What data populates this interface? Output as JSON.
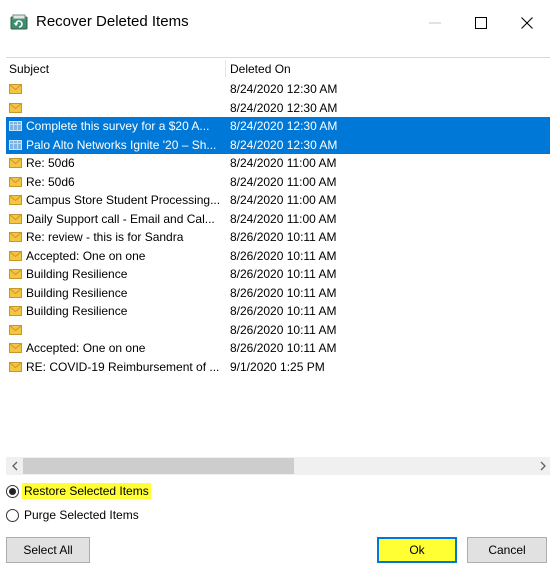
{
  "window": {
    "title": "Recover Deleted Items",
    "icon": "recover-items-icon",
    "controls": {
      "minimize": "minimize-icon",
      "maximize": "maximize-icon",
      "close": "close-icon"
    }
  },
  "list": {
    "columns": {
      "subject": "Subject",
      "deleted_on": "Deleted On"
    },
    "rows": [
      {
        "subject": "",
        "deleted": "8/24/2020 12:30 AM",
        "selected": false,
        "icon": "envelope"
      },
      {
        "subject": "",
        "deleted": "8/24/2020 12:30 AM",
        "selected": false,
        "icon": "envelope"
      },
      {
        "subject": "Complete this survey for a $20 A...",
        "deleted": "8/24/2020 12:30 AM",
        "selected": true,
        "icon": "meeting"
      },
      {
        "subject": "Palo Alto Networks Ignite '20 – Sh...",
        "deleted": "8/24/2020 12:30 AM",
        "selected": true,
        "icon": "meeting"
      },
      {
        "subject": "Re: 50d6",
        "deleted": "8/24/2020 11:00 AM",
        "selected": false,
        "icon": "envelope"
      },
      {
        "subject": "Re: 50d6",
        "deleted": "8/24/2020 11:00 AM",
        "selected": false,
        "icon": "envelope"
      },
      {
        "subject": "Campus Store Student Processing...",
        "deleted": "8/24/2020 11:00 AM",
        "selected": false,
        "icon": "envelope"
      },
      {
        "subject": "Daily Support call - Email and Cal...",
        "deleted": "8/24/2020 11:00 AM",
        "selected": false,
        "icon": "envelope"
      },
      {
        "subject": "Re: review - this is for Sandra",
        "deleted": "8/26/2020 10:11 AM",
        "selected": false,
        "icon": "envelope"
      },
      {
        "subject": "Accepted: One on one",
        "deleted": "8/26/2020 10:11 AM",
        "selected": false,
        "icon": "envelope"
      },
      {
        "subject": "Building Resilience",
        "deleted": "8/26/2020 10:11 AM",
        "selected": false,
        "icon": "envelope"
      },
      {
        "subject": "Building Resilience",
        "deleted": "8/26/2020 10:11 AM",
        "selected": false,
        "icon": "envelope"
      },
      {
        "subject": "Building Resilience",
        "deleted": "8/26/2020 10:11 AM",
        "selected": false,
        "icon": "envelope"
      },
      {
        "subject": "",
        "deleted": "8/26/2020 10:11 AM",
        "selected": false,
        "icon": "envelope"
      },
      {
        "subject": "Accepted: One on one",
        "deleted": "8/26/2020 10:11 AM",
        "selected": false,
        "icon": "envelope"
      },
      {
        "subject": "RE: COVID-19 Reimbursement of ...",
        "deleted": "9/1/2020 1:25 PM",
        "selected": false,
        "icon": "envelope"
      }
    ]
  },
  "scrollbar": {
    "left_arrow": "<",
    "right_arrow": ">"
  },
  "options": {
    "restore_label": "Restore Selected Items",
    "restore_checked": true,
    "purge_label": "Purge Selected Items",
    "purge_checked": false
  },
  "buttons": {
    "select_all": "Select All",
    "ok": "Ok",
    "cancel": "Cancel"
  },
  "colors": {
    "selection": "#0078d7",
    "highlight": "#ffff33",
    "envelope": "#f5c542"
  }
}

--------------------------------------------------

■ **PROMPT**
Make an exact copy of the records shown above, without the pictures.

■ **EXERCISE OUTPUT**
What data populates this interface? Output as JSON.
{
  "window": {
    "title": "Recover Deleted Items",
    "icon": "recover-items-icon",
    "controls": {
      "minimize": "minimize-icon",
      "maximize": "maximize-icon",
      "close": "close-icon"
    }
  },
  "list": {
    "columns": {
      "subject": "Subject",
      "deleted_on": "Deleted On"
    },
    "rows": [
      {
        "subject": "",
        "deleted": "8/24/2020 12:30 AM",
        "selected": false,
        "icon": "envelope"
      },
      {
        "subject": "",
        "deleted": "8/24/2020 12:30 AM",
        "selected": false,
        "icon": "envelope"
      },
      {
        "subject": "Complete this survey for a $20 A...",
        "deleted": "8/24/2020 12:30 AM",
        "selected": true,
        "icon": "meeting"
      },
      {
        "subject": "Palo Alto Networks Ignite '20 – Sh...",
        "deleted": "8/24/2020 12:30 AM",
        "selected": true,
        "icon": "meeting"
      },
      {
        "subject": "Re: 50d6",
        "deleted": "8/24/2020 11:00 AM",
        "selected": false,
        "icon": "envelope"
      },
      {
        "subject": "Re: 50d6",
        "deleted": "8/24/2020 11:00 AM",
        "selected": false,
        "icon": "envelope"
      },
      {
        "subject": "Campus Store Student Processing...",
        "deleted": "8/24/2020 11:00 AM",
        "selected": false,
        "icon": "envelope"
      },
      {
        "subject": "Daily Support call - Email and Cal...",
        "deleted": "8/24/2020 11:00 AM",
        "selected": false,
        "icon": "envelope"
      },
      {
        "subject": "Re: review - this is for Sandra",
        "deleted": "8/26/2020 10:11 AM",
        "selected": false,
        "icon": "envelope"
      },
      {
        "subject": "Accepted: One on one",
        "deleted": "8/26/2020 10:11 AM",
        "selected": false,
        "icon": "envelope"
      },
      {
        "subject": "Building Resilience",
        "deleted": "8/26/2020 10:11 AM",
        "selected": false,
        "icon": "envelope"
      },
      {
        "subject": "Building Resilience",
        "deleted": "8/26/2020 10:11 AM",
        "selected": false,
        "icon": "envelope"
      },
      {
        "subject": "Building Resilience",
        "deleted": "8/26/2020 10:11 AM",
        "selected": false,
        "icon": "envelope"
      },
      {
        "subject": "",
        "deleted": "8/26/2020 10:11 AM",
        "selected": false,
        "icon": "envelope"
      },
      {
        "subject": "Accepted: One on one",
        "deleted": "8/26/2020 10:11 AM",
        "selected": false,
        "icon": "envelope"
      },
      {
        "subject": "RE: COVID-19 Reimbursement of ...",
        "deleted": "9/1/2020 1:25 PM",
        "selected": false,
        "icon": "envelope"
      }
    ]
  },
  "scrollbar": {
    "left_arrow": "<",
    "right_arrow": ">"
  },
  "options": {
    "restore_label": "Restore Selected Items",
    "restore_checked": true,
    "purge_label": "Purge Selected Items",
    "purge_checked": false
  },
  "buttons": {
    "select_all": "Select All",
    "ok": "Ok",
    "cancel": "Cancel"
  },
  "colors": {
    "selection": "#0078d7",
    "highlight": "#ffff33",
    "envelope": "#f5c542"
  }
}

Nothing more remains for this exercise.